What needs to be done
Every record below should be transcribed exactly. Omit the images.

===== Supplied material

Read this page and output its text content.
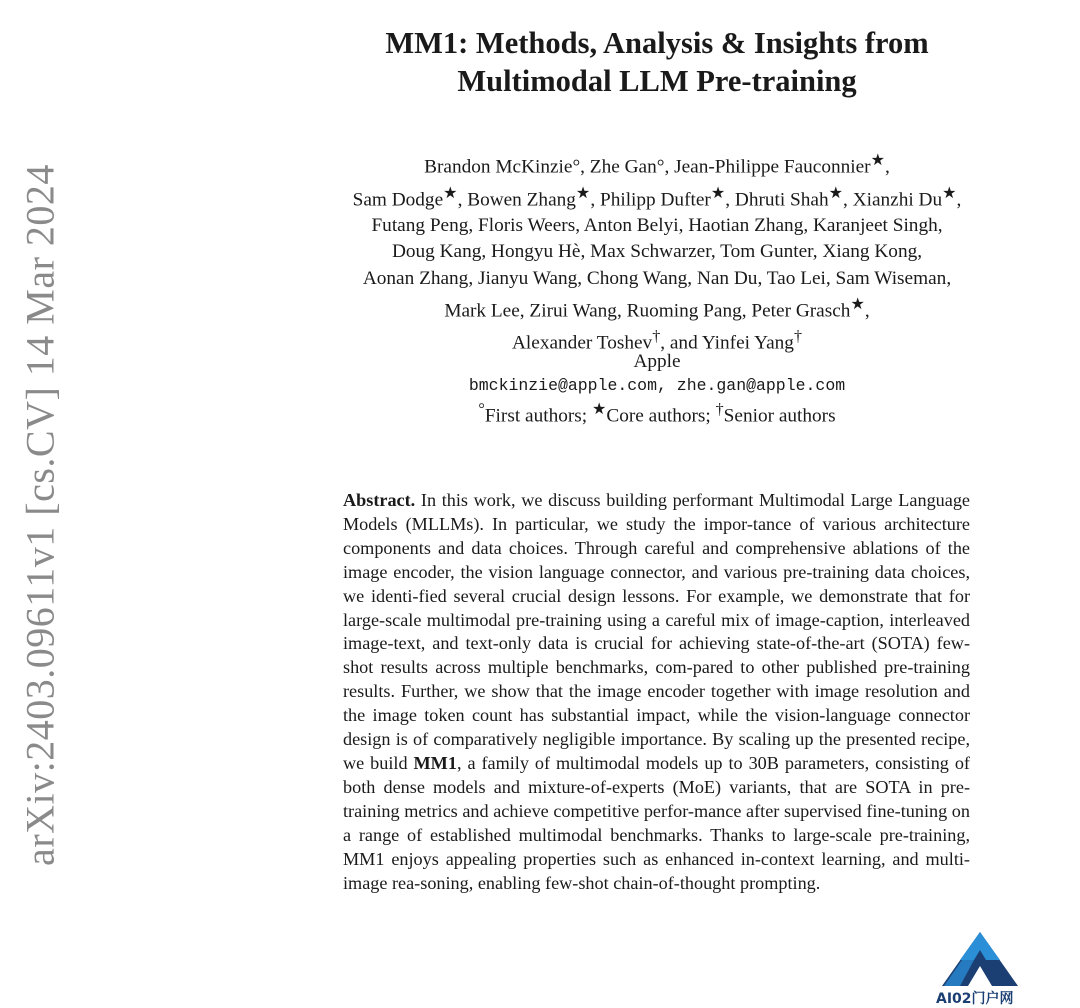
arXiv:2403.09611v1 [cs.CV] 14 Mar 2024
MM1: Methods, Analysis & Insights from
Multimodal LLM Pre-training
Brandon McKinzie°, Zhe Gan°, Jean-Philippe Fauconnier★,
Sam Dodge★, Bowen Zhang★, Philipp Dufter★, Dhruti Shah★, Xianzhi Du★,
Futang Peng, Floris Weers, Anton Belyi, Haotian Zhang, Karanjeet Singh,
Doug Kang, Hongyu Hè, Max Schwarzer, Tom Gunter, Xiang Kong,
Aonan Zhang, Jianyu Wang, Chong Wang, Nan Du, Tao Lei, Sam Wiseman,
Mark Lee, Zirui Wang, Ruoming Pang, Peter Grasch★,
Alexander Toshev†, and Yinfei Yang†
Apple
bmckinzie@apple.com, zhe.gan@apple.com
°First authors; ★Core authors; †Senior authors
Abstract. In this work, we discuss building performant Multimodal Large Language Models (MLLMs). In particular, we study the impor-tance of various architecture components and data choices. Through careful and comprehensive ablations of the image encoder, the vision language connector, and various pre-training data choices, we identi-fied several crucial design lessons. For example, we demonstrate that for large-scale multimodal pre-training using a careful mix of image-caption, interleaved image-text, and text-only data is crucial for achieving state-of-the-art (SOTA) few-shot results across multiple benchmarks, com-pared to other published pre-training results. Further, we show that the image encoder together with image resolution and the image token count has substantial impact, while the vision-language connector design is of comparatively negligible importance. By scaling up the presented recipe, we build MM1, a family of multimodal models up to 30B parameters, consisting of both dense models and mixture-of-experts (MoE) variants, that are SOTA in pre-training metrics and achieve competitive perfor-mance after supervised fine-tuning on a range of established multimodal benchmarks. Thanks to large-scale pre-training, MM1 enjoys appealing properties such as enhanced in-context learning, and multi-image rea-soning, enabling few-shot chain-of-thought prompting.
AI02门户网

==========

Reply
Read this page and output its text content.
arXiv:2403.09611v1 [cs.CV] 14 Mar 2024
MM1: Methods, Analysis & Insights from
Multimodal LLM Pre-training
Brandon McKinzie°, Zhe Gan°, Jean-Philippe Fauconnier★,
Sam Dodge★, Bowen Zhang★, Philipp Dufter★, Dhruti Shah★, Xianzhi Du★,
Futang Peng, Floris Weers, Anton Belyi, Haotian Zhang, Karanjeet Singh,
Doug Kang, Hongyu Hè, Max Schwarzer, Tom Gunter, Xiang Kong,
Aonan Zhang, Jianyu Wang, Chong Wang, Nan Du, Tao Lei, Sam Wiseman,
Mark Lee, Zirui Wang, Ruoming Pang, Peter Grasch★,
Alexander Toshev†, and Yinfei Yang†
Apple
bmckinzie@apple.com, zhe.gan@apple.com
°First authors; ★Core authors; †Senior authors
Abstract. In this work, we discuss building performant Multimodal Large Language Models (MLLMs). In particular, we study the impor-tance of various architecture components and data choices. Through careful and comprehensive ablations of the image encoder, the vision language connector, and various pre-training data choices, we identi-fied several crucial design lessons. For example, we demonstrate that for large-scale multimodal pre-training using a careful mix of image-caption, interleaved image-text, and text-only data is crucial for achieving state-of-the-art (SOTA) few-shot results across multiple benchmarks, com-pared to other published pre-training results. Further, we show that the image encoder together with image resolution and the image token count has substantial impact, while the vision-language connector design is of comparatively negligible importance. By scaling up the presented recipe, we build MM1, a family of multimodal models up to 30B parameters, consisting of both dense models and mixture-of-experts (MoE) variants, that are SOTA in pre-training metrics and achieve competitive perfor-mance after supervised fine-tuning on a range of established multimodal benchmarks. Thanks to large-scale pre-training, MM1 enjoys appealing properties such as enhanced in-context learning, and multi-image rea-soning, enabling few-shot chain-of-thought prompting.
AI02门户网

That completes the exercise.